▸ Directions
In the listing below, locate the lines that hold "bold" and copy them.

+ + + +

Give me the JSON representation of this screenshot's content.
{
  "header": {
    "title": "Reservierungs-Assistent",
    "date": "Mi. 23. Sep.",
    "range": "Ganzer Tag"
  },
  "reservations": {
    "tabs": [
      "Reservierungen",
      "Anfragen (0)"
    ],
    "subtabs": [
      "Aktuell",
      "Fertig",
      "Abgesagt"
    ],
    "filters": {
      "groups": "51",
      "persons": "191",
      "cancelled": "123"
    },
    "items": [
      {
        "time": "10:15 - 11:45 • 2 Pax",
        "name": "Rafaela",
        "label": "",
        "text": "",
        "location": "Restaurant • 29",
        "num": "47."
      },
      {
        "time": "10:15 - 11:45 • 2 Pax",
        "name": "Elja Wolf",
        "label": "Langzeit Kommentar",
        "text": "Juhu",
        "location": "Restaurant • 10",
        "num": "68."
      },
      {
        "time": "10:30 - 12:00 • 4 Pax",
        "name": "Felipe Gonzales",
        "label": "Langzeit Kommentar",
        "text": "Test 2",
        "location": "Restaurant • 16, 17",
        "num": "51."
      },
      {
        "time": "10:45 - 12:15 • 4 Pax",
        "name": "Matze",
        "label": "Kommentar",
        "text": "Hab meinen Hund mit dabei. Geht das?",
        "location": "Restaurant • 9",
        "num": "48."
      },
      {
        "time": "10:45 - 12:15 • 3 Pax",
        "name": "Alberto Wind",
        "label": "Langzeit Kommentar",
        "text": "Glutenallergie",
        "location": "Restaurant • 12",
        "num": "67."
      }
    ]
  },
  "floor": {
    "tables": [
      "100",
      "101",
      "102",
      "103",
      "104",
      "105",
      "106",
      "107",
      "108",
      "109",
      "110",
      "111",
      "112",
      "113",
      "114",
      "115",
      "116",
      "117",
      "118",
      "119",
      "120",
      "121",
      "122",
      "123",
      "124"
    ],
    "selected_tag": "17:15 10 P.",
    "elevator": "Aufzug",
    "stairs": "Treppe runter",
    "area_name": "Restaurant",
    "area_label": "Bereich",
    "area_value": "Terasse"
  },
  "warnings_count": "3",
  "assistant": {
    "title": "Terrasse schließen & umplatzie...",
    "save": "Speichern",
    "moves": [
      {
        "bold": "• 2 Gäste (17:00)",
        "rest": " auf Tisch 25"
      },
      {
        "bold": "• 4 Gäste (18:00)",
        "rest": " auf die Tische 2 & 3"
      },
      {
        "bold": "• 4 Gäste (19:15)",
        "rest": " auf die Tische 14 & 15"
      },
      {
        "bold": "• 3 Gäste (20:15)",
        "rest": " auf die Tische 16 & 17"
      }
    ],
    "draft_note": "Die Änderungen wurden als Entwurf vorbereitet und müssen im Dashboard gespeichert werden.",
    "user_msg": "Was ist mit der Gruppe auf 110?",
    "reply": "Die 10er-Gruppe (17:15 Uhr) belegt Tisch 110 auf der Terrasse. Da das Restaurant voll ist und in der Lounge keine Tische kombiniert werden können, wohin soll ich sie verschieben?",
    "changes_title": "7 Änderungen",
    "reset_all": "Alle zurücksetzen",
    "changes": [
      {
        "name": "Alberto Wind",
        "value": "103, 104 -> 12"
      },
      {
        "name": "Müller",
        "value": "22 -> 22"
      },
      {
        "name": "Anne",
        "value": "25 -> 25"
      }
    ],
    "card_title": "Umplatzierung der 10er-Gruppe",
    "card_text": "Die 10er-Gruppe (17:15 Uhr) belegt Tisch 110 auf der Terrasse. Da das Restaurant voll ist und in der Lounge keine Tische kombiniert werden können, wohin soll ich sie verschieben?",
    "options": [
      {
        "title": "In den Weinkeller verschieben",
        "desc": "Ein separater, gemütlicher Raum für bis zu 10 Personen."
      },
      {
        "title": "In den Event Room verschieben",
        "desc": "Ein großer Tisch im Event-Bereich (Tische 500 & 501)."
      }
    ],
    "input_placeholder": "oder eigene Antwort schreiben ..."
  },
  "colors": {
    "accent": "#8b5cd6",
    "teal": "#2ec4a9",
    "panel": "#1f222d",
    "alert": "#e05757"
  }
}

+ + + +

▸ Output below
        "bold": "• 2 Gäste (17:00)",
        "bold": "• 4 Gäste (18:00)",
        "bold": "• 4 Gäste (19:15)",
        "bold": "• 3 Gäste (20:15)",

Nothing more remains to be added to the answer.